### Extracts from a graphics dataset
======

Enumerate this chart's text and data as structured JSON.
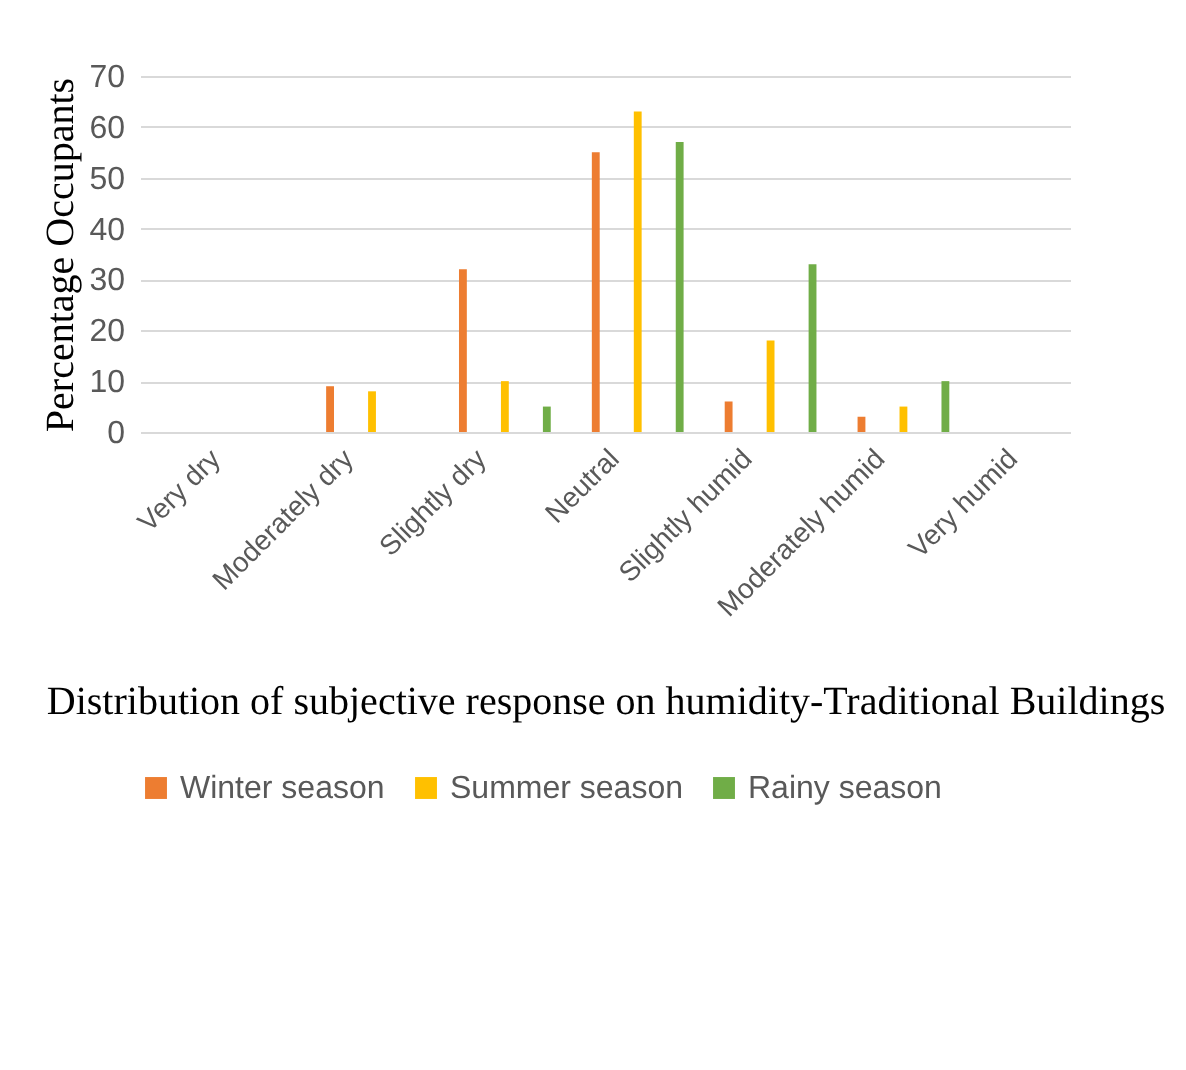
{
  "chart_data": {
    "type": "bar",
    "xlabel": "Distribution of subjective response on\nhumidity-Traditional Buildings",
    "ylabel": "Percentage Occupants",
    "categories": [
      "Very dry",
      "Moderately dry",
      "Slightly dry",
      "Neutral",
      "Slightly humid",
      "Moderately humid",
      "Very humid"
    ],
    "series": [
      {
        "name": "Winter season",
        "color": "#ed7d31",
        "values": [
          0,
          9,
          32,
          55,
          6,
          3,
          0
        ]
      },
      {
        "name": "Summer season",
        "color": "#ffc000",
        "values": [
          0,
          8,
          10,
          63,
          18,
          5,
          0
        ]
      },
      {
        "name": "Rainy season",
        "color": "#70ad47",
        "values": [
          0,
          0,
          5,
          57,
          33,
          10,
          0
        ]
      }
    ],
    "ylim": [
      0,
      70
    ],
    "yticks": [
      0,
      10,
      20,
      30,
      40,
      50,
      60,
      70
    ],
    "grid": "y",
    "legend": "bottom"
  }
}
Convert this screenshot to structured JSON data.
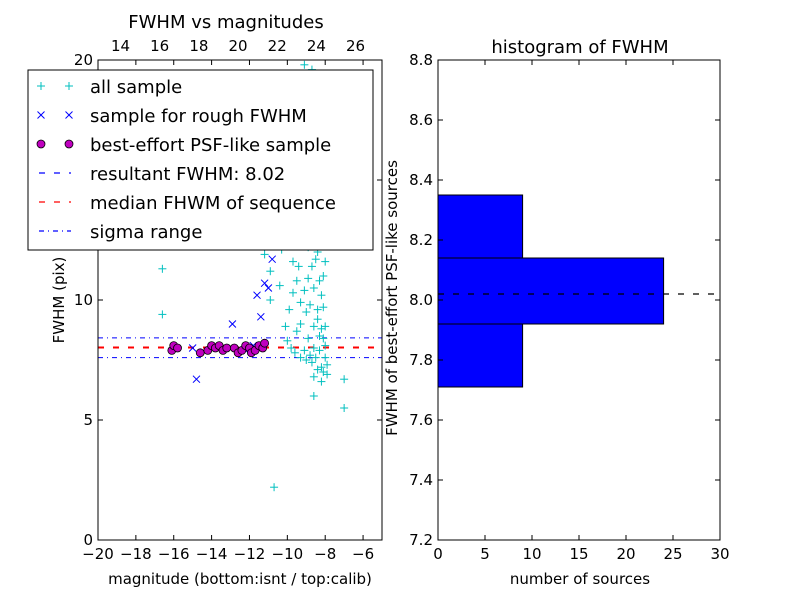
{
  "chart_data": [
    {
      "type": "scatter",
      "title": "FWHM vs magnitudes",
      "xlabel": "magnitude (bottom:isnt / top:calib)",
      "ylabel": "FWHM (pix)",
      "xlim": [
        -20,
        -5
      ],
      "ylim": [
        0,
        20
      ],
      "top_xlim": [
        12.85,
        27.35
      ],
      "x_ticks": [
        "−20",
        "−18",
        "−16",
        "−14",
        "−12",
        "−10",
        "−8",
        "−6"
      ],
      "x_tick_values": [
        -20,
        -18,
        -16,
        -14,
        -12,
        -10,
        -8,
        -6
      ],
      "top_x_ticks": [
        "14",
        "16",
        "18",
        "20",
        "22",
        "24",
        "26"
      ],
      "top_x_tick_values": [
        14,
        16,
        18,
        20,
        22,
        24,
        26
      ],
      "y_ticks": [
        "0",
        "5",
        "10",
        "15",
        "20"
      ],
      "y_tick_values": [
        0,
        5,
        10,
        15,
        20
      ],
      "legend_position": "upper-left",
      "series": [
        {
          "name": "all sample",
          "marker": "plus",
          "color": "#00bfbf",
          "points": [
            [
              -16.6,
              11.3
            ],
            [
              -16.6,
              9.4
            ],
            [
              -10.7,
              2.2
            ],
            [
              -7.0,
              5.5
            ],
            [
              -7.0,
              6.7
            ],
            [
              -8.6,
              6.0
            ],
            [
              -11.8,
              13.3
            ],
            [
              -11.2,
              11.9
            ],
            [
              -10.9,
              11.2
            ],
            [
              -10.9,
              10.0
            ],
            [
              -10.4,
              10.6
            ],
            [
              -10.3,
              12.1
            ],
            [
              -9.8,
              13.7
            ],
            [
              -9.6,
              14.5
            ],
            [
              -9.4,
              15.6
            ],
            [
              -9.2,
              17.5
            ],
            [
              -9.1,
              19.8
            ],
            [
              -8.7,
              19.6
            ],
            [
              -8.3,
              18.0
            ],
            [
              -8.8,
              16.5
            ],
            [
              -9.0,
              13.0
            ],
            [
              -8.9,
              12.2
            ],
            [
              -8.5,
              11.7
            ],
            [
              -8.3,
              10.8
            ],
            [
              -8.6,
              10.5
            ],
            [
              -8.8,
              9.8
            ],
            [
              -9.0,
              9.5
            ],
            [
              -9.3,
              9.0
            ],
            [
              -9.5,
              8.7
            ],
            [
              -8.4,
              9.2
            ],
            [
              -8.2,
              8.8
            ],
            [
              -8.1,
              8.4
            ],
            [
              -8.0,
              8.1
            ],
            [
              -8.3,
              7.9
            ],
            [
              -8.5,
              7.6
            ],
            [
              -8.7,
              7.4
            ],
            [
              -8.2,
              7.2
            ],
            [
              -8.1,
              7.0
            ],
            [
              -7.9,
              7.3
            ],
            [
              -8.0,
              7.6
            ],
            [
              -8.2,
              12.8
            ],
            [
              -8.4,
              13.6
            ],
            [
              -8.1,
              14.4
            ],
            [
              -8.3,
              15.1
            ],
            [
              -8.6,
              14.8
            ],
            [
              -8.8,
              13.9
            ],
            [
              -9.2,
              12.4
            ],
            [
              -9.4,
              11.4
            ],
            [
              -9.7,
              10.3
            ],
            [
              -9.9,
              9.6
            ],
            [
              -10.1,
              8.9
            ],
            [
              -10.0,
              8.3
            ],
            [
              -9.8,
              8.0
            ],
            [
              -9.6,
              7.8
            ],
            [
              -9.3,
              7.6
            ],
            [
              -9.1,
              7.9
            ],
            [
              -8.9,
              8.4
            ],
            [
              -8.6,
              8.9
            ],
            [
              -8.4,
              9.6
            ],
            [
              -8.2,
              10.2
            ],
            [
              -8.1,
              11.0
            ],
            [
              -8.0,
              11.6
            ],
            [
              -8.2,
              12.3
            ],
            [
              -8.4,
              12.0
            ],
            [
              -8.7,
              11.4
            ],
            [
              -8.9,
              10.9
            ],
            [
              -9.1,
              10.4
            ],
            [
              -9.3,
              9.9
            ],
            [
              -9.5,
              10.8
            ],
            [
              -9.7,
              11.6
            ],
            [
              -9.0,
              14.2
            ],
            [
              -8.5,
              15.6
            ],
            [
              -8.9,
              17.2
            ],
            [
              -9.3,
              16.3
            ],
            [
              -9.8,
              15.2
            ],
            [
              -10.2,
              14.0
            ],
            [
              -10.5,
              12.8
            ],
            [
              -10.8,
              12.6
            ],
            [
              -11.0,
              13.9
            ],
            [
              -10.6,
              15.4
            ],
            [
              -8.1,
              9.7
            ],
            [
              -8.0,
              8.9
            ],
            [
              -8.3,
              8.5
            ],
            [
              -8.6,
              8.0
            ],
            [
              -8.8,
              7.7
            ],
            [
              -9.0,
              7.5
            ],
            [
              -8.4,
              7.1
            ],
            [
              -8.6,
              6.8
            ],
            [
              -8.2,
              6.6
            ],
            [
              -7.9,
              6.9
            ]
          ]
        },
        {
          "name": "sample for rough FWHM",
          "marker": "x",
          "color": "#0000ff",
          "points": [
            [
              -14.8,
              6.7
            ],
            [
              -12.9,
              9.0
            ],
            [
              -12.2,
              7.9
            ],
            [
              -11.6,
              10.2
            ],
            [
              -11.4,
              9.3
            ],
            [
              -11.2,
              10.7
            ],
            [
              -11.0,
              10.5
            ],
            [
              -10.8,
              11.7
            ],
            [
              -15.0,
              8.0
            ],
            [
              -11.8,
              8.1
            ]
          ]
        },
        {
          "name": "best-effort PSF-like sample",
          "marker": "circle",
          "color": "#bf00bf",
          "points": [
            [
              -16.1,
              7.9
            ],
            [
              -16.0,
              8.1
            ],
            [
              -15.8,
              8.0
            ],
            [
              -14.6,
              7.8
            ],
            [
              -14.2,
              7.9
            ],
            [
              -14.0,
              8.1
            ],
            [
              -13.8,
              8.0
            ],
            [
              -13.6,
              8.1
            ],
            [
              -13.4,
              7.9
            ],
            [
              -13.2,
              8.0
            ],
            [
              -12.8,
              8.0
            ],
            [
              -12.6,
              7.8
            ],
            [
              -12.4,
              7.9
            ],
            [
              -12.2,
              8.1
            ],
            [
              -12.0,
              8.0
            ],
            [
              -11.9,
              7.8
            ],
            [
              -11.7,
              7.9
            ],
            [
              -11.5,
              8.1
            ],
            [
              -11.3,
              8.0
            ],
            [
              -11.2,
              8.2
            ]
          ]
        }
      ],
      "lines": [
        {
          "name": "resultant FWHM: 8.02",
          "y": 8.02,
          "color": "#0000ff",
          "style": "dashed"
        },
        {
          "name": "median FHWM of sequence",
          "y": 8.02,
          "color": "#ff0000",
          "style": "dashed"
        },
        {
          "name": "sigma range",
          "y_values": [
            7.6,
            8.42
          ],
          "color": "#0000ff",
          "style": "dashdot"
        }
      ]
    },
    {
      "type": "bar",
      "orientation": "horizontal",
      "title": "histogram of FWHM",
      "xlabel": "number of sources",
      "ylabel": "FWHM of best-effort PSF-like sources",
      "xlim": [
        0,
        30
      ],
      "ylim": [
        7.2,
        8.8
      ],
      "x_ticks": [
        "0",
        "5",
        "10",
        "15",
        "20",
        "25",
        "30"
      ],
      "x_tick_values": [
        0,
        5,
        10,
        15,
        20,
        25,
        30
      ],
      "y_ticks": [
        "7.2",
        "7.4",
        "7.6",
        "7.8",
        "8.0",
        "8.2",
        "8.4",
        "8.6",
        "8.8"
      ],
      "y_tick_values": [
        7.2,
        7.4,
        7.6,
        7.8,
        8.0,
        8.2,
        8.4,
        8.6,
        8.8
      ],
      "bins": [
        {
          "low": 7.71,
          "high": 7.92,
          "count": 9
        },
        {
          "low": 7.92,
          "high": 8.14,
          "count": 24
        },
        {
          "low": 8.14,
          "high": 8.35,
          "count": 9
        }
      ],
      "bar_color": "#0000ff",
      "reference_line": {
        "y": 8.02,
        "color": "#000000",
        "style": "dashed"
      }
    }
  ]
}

======

Where does the word "bottom" appear? Return each line that holds it.

    "legend": "bottom"
      "xlabel": "magnitude (bottom:isnt / top:calib)",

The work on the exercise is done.